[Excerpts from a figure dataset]
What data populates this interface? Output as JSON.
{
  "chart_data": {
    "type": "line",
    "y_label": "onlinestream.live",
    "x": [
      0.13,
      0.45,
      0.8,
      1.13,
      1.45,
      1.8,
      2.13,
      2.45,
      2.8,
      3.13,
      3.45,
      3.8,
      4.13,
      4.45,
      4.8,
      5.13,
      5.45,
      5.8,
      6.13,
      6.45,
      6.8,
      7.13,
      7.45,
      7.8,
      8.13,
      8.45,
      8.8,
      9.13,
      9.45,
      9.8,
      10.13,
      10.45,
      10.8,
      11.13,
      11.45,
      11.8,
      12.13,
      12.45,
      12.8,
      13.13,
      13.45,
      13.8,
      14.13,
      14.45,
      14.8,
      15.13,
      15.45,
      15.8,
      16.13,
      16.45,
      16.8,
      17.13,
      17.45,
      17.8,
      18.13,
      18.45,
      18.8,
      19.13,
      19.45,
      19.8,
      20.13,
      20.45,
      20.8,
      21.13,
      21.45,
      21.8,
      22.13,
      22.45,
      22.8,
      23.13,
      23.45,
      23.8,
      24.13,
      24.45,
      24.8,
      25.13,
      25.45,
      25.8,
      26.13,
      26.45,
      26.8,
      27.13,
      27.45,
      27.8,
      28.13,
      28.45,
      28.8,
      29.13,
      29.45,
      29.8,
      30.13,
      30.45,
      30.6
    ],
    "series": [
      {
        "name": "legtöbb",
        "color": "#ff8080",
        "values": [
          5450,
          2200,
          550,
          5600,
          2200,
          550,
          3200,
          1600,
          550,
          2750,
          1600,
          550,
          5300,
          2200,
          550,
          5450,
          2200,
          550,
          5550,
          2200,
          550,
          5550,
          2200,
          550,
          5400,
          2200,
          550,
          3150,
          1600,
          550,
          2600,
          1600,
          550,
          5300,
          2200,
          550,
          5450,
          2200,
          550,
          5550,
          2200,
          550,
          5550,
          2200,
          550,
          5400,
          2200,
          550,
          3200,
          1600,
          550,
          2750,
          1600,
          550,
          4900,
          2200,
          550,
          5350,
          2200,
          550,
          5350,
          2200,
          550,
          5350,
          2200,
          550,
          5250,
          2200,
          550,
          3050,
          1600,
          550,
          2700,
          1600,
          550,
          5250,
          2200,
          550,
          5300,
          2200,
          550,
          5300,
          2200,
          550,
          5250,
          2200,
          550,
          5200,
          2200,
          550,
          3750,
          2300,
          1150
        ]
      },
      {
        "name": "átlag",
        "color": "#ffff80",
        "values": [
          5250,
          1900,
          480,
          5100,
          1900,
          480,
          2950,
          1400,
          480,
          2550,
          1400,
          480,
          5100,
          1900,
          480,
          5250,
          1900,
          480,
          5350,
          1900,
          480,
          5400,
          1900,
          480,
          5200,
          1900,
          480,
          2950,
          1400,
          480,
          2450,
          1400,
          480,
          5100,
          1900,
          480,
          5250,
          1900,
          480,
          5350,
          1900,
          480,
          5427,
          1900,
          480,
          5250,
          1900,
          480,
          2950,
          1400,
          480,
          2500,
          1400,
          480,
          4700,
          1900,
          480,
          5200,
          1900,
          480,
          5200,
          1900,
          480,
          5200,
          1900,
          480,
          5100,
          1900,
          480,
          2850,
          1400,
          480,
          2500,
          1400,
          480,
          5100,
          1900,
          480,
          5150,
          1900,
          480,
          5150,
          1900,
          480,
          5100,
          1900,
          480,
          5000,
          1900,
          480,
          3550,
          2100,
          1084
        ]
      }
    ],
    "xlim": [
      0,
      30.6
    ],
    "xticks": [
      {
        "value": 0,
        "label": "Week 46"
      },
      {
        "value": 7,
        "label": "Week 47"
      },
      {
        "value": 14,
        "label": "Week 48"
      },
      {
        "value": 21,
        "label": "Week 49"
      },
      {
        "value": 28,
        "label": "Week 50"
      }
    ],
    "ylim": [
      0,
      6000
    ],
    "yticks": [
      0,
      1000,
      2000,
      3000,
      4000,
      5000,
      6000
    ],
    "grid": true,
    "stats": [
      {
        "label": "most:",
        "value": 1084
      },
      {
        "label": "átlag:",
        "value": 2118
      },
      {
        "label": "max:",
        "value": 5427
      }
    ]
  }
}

- [WRITTEN TASK]: Output all of the data above without any alteration.

- [RESPONSE TO THIS TASK]:
What data populates this interface? Output as JSON.
{
  "chart_data": {
    "type": "line",
    "y_label": "onlinestream.live",
    "x": [
      0.13,
      0.45,
      0.8,
      1.13,
      1.45,
      1.8,
      2.13,
      2.45,
      2.8,
      3.13,
      3.45,
      3.8,
      4.13,
      4.45,
      4.8,
      5.13,
      5.45,
      5.8,
      6.13,
      6.45,
      6.8,
      7.13,
      7.45,
      7.8,
      8.13,
      8.45,
      8.8,
      9.13,
      9.45,
      9.8,
      10.13,
      10.45,
      10.8,
      11.13,
      11.45,
      11.8,
      12.13,
      12.45,
      12.8,
      13.13,
      13.45,
      13.8,
      14.13,
      14.45,
      14.8,
      15.13,
      15.45,
      15.8,
      16.13,
      16.45,
      16.8,
      17.13,
      17.45,
      17.8,
      18.13,
      18.45,
      18.8,
      19.13,
      19.45,
      19.8,
      20.13,
      20.45,
      20.8,
      21.13,
      21.45,
      21.8,
      22.13,
      22.45,
      22.8,
      23.13,
      23.45,
      23.8,
      24.13,
      24.45,
      24.8,
      25.13,
      25.45,
      25.8,
      26.13,
      26.45,
      26.8,
      27.13,
      27.45,
      27.8,
      28.13,
      28.45,
      28.8,
      29.13,
      29.45,
      29.8,
      30.13,
      30.45,
      30.6
    ],
    "series": [
      {
        "name": "legtöbb",
        "color": "#ff8080",
        "values": [
          5450,
          2200,
          550,
          5600,
          2200,
          550,
          3200,
          1600,
          550,
          2750,
          1600,
          550,
          5300,
          2200,
          550,
          5450,
          2200,
          550,
          5550,
          2200,
          550,
          5550,
          2200,
          550,
          5400,
          2200,
          550,
          3150,
          1600,
          550,
          2600,
          1600,
          550,
          5300,
          2200,
          550,
          5450,
          2200,
          550,
          5550,
          2200,
          550,
          5550,
          2200,
          550,
          5400,
          2200,
          550,
          3200,
          1600,
          550,
          2750,
          1600,
          550,
          4900,
          2200,
          550,
          5350,
          2200,
          550,
          5350,
          2200,
          550,
          5350,
          2200,
          550,
          5250,
          2200,
          550,
          3050,
          1600,
          550,
          2700,
          1600,
          550,
          5250,
          2200,
          550,
          5300,
          2200,
          550,
          5300,
          2200,
          550,
          5250,
          2200,
          550,
          5200,
          2200,
          550,
          3750,
          2300,
          1150
        ]
      },
      {
        "name": "átlag",
        "color": "#ffff80",
        "values": [
          5250,
          1900,
          480,
          5100,
          1900,
          480,
          2950,
          1400,
          480,
          2550,
          1400,
          480,
          5100,
          1900,
          480,
          5250,
          1900,
          480,
          5350,
          1900,
          480,
          5400,
          1900,
          480,
          5200,
          1900,
          480,
          2950,
          1400,
          480,
          2450,
          1400,
          480,
          5100,
          1900,
          480,
          5250,
          1900,
          480,
          5350,
          1900,
          480,
          5427,
          1900,
          480,
          5250,
          1900,
          480,
          2950,
          1400,
          480,
          2500,
          1400,
          480,
          4700,
          1900,
          480,
          5200,
          1900,
          480,
          5200,
          1900,
          480,
          5200,
          1900,
          480,
          5100,
          1900,
          480,
          2850,
          1400,
          480,
          2500,
          1400,
          480,
          5100,
          1900,
          480,
          5150,
          1900,
          480,
          5150,
          1900,
          480,
          5100,
          1900,
          480,
          5000,
          1900,
          480,
          3550,
          2100,
          1084
        ]
      }
    ],
    "xlim": [
      0,
      30.6
    ],
    "xticks": [
      {
        "value": 0,
        "label": "Week 46"
      },
      {
        "value": 7,
        "label": "Week 47"
      },
      {
        "value": 14,
        "label": "Week 48"
      },
      {
        "value": 21,
        "label": "Week 49"
      },
      {
        "value": 28,
        "label": "Week 50"
      }
    ],
    "ylim": [
      0,
      6000
    ],
    "yticks": [
      0,
      1000,
      2000,
      3000,
      4000,
      5000,
      6000
    ],
    "grid": true,
    "stats": [
      {
        "label": "most:",
        "value": 1084
      },
      {
        "label": "átlag:",
        "value": 2118
      },
      {
        "label": "max:",
        "value": 5427
      }
    ]
  }
}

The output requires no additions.